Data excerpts

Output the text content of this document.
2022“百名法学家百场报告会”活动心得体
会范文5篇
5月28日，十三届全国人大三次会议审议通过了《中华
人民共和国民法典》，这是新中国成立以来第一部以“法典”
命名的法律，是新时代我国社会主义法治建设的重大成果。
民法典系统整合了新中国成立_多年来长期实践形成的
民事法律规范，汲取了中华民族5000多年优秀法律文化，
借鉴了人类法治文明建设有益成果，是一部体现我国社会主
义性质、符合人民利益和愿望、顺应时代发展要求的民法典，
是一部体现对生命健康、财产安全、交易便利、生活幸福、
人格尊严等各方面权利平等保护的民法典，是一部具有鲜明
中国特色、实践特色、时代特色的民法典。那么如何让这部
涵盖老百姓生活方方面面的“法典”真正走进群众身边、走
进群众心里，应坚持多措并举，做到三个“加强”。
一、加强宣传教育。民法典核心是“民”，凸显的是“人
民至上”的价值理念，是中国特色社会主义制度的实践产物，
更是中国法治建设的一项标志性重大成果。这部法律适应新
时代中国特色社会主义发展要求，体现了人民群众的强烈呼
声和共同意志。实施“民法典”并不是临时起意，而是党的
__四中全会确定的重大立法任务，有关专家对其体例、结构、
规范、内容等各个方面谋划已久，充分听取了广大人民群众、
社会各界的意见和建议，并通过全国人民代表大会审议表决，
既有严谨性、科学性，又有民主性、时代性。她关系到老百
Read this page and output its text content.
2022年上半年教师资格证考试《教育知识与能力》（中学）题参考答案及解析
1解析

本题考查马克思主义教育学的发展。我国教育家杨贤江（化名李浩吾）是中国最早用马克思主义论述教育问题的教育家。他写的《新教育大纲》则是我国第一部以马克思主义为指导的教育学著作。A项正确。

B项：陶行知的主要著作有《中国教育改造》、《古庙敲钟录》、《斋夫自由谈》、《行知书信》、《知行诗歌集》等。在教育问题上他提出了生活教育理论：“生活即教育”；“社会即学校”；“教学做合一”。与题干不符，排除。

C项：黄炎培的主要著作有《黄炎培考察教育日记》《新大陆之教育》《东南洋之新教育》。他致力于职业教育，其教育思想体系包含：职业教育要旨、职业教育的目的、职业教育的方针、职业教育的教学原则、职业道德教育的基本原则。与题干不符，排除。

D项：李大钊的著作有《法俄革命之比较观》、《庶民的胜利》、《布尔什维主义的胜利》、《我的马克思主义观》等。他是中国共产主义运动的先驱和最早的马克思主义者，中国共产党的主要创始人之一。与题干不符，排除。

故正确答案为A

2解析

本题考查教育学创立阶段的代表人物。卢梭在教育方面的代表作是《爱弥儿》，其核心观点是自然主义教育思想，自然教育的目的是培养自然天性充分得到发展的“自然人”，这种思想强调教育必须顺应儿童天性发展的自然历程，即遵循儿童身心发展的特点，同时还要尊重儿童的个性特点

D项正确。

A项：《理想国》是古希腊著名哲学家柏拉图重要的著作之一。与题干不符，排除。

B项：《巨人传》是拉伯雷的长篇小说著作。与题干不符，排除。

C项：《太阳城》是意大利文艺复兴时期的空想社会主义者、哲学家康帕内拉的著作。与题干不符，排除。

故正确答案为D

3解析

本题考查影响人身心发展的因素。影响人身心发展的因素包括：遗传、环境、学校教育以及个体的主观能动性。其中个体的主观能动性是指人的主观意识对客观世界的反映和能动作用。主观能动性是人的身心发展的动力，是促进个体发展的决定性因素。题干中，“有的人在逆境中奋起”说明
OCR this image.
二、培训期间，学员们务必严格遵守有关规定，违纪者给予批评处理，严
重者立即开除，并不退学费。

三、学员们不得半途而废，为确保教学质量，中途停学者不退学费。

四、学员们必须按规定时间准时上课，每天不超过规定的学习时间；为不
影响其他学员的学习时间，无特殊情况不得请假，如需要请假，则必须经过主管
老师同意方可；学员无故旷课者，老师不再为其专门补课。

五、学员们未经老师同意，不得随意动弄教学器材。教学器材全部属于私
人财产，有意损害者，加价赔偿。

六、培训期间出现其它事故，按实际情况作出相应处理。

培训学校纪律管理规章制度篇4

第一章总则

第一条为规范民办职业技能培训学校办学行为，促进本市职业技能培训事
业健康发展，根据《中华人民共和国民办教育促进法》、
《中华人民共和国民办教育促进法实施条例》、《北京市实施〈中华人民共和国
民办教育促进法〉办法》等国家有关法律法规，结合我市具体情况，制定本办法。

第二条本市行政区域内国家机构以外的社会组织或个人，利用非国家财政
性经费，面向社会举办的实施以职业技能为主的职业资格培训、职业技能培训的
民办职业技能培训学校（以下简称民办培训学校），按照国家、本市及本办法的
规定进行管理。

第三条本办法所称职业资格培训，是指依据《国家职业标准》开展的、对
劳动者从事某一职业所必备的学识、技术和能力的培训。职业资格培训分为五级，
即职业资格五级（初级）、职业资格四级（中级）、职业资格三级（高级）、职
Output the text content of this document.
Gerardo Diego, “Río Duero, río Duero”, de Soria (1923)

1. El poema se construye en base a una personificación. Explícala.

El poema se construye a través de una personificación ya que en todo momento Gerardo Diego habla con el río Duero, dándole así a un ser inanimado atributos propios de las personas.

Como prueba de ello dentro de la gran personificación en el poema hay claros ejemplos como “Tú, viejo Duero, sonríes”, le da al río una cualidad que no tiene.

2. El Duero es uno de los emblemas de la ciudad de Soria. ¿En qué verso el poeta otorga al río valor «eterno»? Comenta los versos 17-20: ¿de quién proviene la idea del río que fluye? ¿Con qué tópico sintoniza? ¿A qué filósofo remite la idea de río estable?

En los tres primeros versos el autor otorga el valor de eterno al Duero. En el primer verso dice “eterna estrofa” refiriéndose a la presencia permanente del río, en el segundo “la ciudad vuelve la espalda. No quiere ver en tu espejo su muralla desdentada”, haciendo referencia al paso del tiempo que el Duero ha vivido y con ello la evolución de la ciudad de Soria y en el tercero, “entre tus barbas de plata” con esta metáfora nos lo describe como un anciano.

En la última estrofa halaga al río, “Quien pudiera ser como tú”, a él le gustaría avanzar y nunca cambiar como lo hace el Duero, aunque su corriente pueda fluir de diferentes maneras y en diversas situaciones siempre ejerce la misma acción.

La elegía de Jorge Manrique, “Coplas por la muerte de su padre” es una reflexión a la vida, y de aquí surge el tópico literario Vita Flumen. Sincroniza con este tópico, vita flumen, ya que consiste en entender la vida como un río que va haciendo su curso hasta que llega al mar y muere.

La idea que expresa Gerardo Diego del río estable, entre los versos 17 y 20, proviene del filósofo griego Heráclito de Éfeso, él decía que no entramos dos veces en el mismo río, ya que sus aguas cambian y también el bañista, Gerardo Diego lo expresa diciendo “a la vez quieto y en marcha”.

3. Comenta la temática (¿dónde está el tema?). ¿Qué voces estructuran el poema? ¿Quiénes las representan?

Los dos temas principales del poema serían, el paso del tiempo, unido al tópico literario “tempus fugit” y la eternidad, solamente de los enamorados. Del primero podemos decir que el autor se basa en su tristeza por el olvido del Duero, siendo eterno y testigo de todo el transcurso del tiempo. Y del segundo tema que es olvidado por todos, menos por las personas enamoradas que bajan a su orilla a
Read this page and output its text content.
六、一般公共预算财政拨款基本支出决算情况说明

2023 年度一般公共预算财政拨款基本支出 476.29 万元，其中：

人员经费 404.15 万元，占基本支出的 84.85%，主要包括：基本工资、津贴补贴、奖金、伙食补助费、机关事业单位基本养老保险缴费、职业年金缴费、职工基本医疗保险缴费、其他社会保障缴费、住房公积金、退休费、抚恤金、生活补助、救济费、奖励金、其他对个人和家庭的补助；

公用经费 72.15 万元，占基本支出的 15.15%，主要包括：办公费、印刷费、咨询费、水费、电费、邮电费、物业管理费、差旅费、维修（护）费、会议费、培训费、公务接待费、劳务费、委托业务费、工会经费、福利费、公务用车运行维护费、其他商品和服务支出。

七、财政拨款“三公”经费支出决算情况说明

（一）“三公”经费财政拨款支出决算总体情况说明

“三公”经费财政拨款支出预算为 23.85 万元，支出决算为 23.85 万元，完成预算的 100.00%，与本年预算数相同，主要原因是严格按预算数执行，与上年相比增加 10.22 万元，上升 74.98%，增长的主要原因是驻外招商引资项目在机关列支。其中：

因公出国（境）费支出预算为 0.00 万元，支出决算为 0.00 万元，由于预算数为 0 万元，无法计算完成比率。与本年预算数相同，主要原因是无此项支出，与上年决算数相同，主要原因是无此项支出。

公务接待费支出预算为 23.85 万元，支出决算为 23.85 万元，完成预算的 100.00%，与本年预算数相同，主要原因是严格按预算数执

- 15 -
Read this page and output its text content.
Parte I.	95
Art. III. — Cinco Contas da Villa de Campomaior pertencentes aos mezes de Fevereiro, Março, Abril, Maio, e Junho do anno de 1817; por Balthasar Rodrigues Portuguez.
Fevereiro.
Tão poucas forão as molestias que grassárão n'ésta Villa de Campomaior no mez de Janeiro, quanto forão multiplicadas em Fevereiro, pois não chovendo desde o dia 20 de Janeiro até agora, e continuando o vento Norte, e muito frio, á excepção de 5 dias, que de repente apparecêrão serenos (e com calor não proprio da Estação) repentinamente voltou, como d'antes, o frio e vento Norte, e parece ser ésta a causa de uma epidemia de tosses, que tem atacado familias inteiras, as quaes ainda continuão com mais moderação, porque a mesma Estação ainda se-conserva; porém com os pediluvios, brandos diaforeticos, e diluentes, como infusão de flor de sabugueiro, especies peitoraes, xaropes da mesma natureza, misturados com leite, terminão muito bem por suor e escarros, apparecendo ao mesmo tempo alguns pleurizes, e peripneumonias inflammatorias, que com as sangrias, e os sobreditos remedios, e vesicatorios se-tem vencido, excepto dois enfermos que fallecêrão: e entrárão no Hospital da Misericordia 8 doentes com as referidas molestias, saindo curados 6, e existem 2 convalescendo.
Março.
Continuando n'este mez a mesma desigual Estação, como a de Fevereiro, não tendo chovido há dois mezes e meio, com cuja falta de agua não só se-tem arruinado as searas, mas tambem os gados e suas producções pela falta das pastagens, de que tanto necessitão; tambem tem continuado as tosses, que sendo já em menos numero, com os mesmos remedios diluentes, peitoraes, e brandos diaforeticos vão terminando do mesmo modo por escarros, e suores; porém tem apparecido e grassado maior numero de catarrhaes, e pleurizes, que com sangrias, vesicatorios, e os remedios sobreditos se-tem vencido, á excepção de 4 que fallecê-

# What the task asks:
Scan the material for lines with the word "主要包括", and copy each line you find.

# Exercise solution:
人员经费 404.15 万元，占基本支出的 84.85%，主要包括：基本工资、津贴补贴、奖金、伙食补助费、机关事业单位基本养老保险缴费、职业年金缴费、职工基本医疗保险缴费、其他社会保障缴费、住房公积金、退休费、抚恤金、生活补助、救济费、奖励金、其他对个人和家庭的补助；
公用经费 72.15 万元，占基本支出的 15.15%，主要包括：办公费、印刷费、咨询费、水费、电费、邮电费、物业管理费、差旅费、维修（护）费、会议费、培训费、公务接待费、劳务费、委托业务费、工会经费、福利费、公务用车运行维护费、其他商品和服务支出。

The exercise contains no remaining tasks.